Output the entries below so that they read exactly as they do now.
**** Dataset extract ****
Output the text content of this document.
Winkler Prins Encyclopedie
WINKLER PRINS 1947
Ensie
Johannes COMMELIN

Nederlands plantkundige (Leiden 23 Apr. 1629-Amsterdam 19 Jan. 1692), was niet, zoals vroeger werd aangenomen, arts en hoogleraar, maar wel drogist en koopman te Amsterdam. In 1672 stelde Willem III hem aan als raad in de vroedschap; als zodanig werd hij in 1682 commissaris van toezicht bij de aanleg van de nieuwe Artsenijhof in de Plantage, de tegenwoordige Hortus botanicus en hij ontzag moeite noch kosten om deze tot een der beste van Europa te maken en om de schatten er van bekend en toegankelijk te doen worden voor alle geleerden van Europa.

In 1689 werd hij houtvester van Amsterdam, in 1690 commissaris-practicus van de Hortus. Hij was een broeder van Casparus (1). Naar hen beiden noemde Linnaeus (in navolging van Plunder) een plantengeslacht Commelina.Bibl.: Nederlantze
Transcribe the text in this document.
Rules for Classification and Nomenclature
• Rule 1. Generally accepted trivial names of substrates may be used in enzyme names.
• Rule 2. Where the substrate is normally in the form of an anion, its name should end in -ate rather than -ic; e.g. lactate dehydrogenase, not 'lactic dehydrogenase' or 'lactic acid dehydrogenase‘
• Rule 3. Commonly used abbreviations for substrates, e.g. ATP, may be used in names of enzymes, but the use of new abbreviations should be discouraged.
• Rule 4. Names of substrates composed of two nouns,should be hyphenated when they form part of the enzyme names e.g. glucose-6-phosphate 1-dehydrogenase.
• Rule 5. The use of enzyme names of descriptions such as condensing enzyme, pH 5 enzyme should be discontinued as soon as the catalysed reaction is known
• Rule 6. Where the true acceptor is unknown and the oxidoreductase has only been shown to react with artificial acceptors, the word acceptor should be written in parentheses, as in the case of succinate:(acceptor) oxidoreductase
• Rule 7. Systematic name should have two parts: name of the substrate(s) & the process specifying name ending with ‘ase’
****
Reply:
Output the text content of this document.
Winkler Prins Encyclopedie
WINKLER PRINS 1947
Ensie
Johannes COMMELIN

Nederlands plantkundige (Leiden 23 Apr. 1629-Amsterdam 19 Jan. 1692), was niet, zoals vroeger werd aangenomen, arts en hoogleraar, maar wel drogist en koopman te Amsterdam. In 1672 stelde Willem III hem aan als raad in de vroedschap; als zodanig werd hij in 1682 commissaris van toezicht bij de aanleg van de nieuwe Artsenijhof in de Plantage, de tegenwoordige Hortus botanicus en hij ontzag moeite noch kosten om deze tot een der beste van Europa te maken en om de schatten er van bekend en toegankelijk te doen worden voor alle geleerden van Europa.

In 1689 werd hij houtvester van Amsterdam, in 1690 commissaris-practicus van de Hortus. Hij was een broeder van Casparus (1). Naar hen beiden noemde Linnaeus (in navolging van Plunder) een plantengeslacht Commelina.Bibl.: Nederlantze
Transcribe the text in this document.
Rules for Classification and Nomenclature
• Rule 1. Generally accepted trivial names of substrates may be used in enzyme names.
• Rule 2. Where the substrate is normally in the form of an anion, its name should end in -ate rather than -ic; e.g. lactate dehydrogenase, not 'lactic dehydrogenase' or 'lactic acid dehydrogenase‘
• Rule 3. Commonly used abbreviations for substrates, e.g. ATP, may be used in names of enzymes, but the use of new abbreviations should be discouraged.
• Rule 4. Names of substrates composed of two nouns,should be hyphenated when they form part of the enzyme names e.g. glucose-6-phosphate 1-dehydrogenase.
• Rule 5. The use of enzyme names of descriptions such as condensing enzyme, pH 5 enzyme should be discontinued as soon as the catalysed reaction is known
• Rule 6. Where the true acceptor is unknown and the oxidoreductase has only been shown to react with artificial acceptors, the word acceptor should be written in parentheses, as in the case of succinate:(acceptor) oxidoreductase
• Rule 7. Systematic name should have two parts: name of the substrate(s) & the process specifying name ending with ‘ase’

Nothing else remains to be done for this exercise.